→ **Dataset content**:
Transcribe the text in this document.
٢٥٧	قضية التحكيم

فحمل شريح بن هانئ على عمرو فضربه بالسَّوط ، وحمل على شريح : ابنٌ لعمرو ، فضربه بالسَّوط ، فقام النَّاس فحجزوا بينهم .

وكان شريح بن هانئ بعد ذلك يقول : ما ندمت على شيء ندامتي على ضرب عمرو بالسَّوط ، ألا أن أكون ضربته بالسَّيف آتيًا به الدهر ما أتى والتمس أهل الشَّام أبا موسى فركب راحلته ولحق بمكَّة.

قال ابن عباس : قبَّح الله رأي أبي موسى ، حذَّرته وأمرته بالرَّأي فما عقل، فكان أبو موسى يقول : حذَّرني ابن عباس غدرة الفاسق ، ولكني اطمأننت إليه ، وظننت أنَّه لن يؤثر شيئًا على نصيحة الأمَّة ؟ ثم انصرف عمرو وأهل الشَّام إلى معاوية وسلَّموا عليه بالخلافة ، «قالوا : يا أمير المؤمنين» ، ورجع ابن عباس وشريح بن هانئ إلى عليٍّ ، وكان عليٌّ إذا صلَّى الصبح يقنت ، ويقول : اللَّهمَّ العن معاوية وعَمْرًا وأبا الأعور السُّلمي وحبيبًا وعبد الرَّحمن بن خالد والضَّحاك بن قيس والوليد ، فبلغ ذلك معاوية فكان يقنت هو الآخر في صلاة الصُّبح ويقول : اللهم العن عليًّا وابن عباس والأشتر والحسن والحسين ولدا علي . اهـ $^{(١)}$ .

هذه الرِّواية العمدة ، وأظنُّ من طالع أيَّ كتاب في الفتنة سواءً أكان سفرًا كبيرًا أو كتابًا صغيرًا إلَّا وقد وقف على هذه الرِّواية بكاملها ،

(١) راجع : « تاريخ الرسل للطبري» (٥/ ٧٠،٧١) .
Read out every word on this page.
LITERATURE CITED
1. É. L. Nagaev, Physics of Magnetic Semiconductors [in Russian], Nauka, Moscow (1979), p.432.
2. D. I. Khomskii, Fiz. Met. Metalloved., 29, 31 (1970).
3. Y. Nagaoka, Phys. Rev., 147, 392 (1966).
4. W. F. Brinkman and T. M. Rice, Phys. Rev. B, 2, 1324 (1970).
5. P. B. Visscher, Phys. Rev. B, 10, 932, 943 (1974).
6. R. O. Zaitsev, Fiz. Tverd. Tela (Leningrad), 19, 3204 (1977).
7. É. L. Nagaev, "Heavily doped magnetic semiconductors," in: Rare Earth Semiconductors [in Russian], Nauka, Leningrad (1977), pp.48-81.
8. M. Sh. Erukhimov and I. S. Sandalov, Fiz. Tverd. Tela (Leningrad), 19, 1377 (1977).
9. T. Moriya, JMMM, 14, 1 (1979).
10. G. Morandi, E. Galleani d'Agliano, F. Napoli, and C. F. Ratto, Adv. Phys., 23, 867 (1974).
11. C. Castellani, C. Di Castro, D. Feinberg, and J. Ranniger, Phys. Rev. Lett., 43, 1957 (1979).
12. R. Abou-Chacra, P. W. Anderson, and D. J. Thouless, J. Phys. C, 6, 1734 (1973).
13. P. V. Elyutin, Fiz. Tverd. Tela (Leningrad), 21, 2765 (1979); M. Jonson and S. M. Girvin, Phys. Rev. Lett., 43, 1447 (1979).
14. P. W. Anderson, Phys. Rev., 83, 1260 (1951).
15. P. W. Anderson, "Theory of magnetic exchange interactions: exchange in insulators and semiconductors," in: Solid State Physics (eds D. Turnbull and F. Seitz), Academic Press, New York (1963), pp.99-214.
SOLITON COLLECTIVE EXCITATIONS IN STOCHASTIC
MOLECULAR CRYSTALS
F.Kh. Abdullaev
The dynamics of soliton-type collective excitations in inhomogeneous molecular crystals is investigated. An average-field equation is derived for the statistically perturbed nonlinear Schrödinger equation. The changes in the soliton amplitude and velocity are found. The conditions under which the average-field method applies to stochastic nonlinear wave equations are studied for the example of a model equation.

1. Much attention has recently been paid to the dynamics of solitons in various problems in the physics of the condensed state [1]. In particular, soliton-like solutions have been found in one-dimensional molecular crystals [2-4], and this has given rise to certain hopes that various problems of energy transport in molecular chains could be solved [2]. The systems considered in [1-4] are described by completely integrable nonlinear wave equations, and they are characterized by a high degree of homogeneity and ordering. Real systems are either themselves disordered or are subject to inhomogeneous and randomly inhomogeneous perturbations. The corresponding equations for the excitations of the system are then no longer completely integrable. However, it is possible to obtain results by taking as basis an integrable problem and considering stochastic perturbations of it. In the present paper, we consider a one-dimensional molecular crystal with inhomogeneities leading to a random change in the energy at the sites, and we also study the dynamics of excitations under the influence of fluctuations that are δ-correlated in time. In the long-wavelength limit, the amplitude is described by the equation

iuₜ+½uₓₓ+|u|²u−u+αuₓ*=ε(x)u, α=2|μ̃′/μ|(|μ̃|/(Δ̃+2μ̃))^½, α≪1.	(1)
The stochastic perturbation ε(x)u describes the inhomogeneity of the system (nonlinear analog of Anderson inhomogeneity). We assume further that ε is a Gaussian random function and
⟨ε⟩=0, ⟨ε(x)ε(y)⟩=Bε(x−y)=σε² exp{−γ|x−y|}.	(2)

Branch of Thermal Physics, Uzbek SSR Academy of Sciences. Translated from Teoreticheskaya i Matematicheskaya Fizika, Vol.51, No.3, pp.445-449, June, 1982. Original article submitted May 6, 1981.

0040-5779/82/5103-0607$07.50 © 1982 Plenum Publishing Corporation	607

→ **Request**:
From the entries above, copy each line holding "Anderson".

→ **Answer to the exercise**:
12. R. Abou-Chacra, P. W. Anderson, and D. J. Thouless, J. Phys. C, 6, 1734 (1973).
14. P. W. Anderson, Phys. Rev., 83, 1260 (1951).
15. P. W. Anderson, "Theory of magnetic exchange interactions: exchange in insulators and semiconductors," in: Solid State Physics (eds D. Turnbull and F. Seitz), Academic Press, New York (1963), pp.99-214.
The stochastic perturbation ε(x)u describes the inhomogeneity of the system (nonlinear analog of Anderson inhomogeneity). We assume further that ε is a Gaussian random function and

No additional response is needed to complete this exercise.